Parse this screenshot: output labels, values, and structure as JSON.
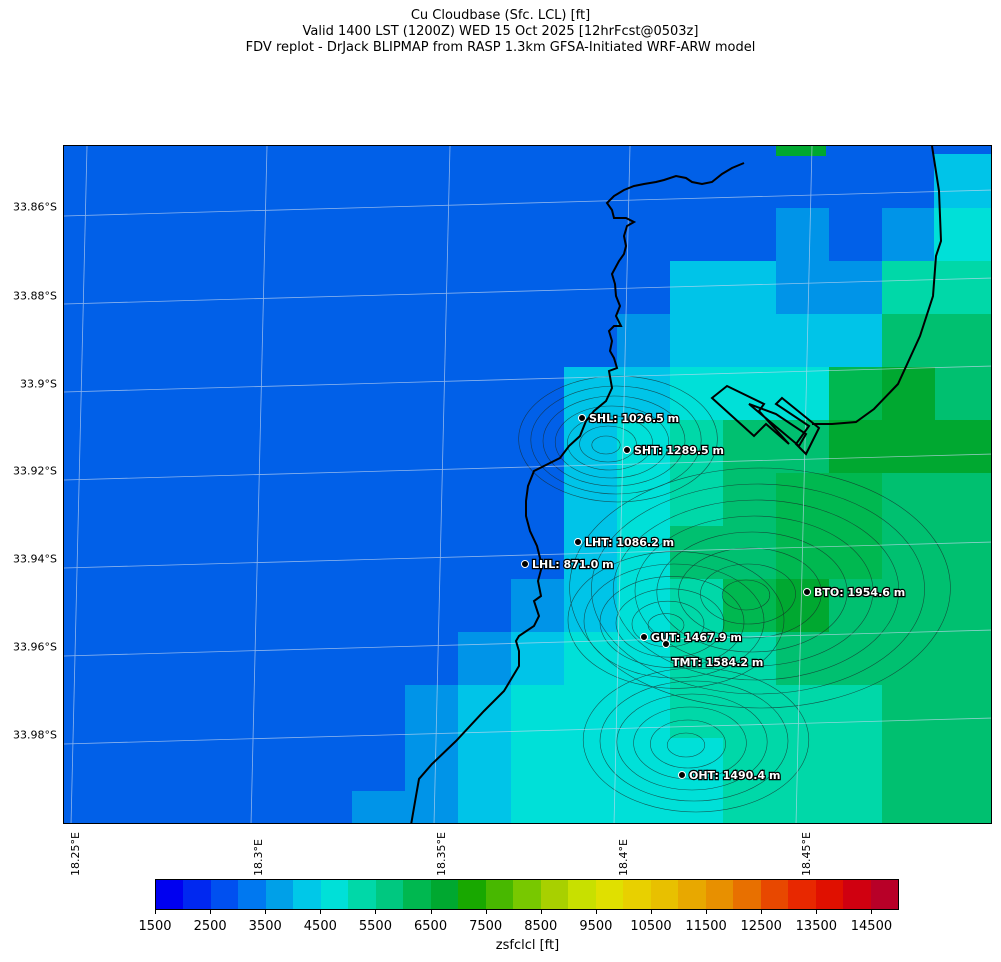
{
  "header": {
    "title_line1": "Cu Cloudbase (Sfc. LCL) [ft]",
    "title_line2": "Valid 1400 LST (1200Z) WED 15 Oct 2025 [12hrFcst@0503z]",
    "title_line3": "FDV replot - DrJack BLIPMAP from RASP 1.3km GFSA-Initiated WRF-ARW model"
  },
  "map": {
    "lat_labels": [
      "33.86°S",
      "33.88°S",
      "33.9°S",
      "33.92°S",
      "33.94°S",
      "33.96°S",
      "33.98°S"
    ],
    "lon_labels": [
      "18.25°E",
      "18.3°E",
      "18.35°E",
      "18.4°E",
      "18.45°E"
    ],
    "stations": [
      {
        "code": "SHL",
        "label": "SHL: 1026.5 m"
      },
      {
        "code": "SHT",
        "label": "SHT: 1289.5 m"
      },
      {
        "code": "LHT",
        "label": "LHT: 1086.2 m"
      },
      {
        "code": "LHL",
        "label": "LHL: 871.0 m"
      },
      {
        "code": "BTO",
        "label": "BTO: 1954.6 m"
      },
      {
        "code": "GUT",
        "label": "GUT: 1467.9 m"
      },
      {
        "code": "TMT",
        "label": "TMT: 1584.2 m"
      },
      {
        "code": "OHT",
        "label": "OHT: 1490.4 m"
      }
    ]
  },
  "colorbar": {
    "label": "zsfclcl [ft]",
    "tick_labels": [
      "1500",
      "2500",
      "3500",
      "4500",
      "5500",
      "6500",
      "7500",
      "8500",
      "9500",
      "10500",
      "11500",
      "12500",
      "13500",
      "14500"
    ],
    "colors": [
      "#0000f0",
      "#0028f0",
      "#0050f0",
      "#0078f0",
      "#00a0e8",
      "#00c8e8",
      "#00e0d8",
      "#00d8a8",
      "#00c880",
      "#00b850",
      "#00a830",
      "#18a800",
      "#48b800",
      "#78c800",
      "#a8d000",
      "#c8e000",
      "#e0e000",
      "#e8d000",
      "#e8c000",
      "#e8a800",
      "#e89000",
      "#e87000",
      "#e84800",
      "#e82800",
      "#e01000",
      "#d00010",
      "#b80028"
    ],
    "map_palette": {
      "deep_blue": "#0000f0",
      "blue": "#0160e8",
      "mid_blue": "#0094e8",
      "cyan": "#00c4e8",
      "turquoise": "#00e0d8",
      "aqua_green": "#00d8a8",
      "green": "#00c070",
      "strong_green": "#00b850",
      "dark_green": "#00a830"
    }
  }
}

---

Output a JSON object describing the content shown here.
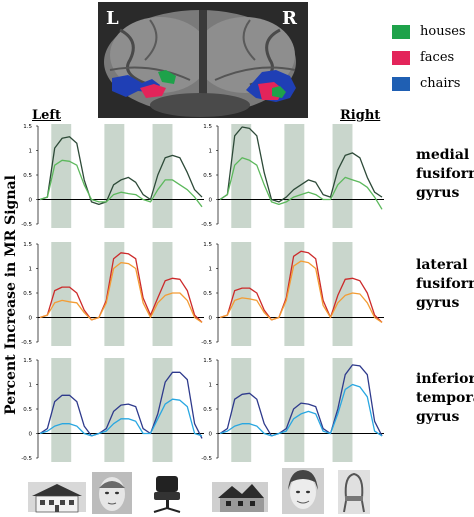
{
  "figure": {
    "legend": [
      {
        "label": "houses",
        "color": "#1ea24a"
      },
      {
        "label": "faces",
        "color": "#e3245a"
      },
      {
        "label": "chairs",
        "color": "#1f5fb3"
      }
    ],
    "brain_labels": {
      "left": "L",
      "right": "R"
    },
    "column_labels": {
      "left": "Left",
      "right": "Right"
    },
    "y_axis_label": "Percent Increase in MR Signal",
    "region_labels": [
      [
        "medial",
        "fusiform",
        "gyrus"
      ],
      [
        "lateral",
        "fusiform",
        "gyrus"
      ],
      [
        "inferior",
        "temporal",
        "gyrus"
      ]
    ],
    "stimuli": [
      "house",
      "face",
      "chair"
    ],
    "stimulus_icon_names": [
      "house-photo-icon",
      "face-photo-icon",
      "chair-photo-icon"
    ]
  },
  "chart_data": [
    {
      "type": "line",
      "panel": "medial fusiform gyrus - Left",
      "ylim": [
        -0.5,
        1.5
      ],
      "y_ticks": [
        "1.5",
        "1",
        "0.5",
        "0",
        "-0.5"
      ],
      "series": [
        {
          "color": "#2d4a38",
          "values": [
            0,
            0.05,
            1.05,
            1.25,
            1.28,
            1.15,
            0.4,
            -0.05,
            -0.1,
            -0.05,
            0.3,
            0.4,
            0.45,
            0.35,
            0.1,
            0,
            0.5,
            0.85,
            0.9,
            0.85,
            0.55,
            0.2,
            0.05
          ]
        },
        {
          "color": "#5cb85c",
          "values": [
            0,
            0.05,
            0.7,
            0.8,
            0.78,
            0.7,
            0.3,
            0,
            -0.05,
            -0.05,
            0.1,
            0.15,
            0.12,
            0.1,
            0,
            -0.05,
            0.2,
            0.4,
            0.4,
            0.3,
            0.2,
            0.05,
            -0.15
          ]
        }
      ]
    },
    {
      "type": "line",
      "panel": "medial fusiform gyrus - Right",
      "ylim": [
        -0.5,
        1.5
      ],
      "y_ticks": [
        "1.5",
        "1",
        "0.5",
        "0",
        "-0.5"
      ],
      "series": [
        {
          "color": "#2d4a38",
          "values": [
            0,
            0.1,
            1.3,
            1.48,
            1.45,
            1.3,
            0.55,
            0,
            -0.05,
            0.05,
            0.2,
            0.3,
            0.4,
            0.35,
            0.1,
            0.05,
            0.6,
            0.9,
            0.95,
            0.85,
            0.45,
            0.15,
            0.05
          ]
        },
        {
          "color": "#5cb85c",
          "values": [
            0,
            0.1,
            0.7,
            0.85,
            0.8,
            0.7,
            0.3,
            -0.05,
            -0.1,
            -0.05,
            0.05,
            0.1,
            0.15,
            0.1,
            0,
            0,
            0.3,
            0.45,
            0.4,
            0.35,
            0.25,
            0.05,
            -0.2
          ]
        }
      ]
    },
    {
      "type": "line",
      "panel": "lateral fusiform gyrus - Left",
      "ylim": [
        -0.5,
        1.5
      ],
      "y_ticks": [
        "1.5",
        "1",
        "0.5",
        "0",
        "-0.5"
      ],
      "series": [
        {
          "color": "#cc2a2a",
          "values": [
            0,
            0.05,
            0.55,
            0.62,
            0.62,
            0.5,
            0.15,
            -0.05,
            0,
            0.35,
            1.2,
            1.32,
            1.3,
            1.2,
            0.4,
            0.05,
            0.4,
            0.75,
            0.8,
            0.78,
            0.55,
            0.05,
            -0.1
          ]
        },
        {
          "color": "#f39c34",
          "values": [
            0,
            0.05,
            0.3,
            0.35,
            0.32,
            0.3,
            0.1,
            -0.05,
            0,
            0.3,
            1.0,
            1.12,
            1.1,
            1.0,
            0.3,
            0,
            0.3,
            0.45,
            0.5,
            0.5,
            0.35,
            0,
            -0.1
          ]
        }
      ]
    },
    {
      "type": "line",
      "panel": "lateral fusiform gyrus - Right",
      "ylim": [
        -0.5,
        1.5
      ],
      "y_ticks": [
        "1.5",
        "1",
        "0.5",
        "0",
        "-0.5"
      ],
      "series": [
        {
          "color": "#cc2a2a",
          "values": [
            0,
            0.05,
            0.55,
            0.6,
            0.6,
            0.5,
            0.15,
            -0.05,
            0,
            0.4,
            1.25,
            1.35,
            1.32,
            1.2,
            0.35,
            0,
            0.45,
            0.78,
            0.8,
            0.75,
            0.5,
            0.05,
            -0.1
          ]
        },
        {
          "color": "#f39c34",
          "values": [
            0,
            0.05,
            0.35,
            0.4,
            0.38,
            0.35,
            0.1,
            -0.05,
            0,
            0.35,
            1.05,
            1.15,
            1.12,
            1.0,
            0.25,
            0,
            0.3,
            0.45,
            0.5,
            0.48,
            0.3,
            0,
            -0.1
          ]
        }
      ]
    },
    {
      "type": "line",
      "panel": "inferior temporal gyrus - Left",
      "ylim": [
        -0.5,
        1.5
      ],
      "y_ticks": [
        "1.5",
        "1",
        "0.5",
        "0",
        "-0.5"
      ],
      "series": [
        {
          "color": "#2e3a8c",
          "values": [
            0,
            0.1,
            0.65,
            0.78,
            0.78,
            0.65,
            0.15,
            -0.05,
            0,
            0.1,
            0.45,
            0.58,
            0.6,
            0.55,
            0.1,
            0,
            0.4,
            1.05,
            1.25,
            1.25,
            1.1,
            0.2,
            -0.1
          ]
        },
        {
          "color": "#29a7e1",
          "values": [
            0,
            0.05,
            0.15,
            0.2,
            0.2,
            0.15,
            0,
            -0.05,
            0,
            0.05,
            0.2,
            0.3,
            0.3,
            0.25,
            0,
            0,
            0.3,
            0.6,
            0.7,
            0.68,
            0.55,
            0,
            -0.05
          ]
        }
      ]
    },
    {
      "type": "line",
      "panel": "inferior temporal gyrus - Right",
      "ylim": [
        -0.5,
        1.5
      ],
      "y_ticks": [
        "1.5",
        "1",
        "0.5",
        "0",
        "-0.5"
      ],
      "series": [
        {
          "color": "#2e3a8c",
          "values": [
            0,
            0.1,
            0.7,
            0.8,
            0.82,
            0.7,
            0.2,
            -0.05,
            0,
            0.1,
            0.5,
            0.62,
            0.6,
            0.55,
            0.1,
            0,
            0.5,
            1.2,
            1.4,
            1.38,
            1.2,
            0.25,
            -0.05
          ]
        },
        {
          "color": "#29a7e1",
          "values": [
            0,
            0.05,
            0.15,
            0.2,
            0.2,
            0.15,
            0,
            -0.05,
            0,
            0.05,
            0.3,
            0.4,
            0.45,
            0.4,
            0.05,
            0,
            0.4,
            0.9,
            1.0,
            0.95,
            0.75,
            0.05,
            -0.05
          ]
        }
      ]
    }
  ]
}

What is asked.
Extract all lines that hold the word "gyrus".

Full output.
        "gyrus"
        "gyrus"
        "gyrus"
      "panel": "medial fusiform gyrus - Left",
      "panel": "medial fusiform gyrus - Right",
      "panel": "lateral fusiform gyrus - Left",
      "panel": "lateral fusiform gyrus - Right",
      "panel": "inferior temporal gyrus - Left",
      "panel": "inferior temporal gyrus - Right",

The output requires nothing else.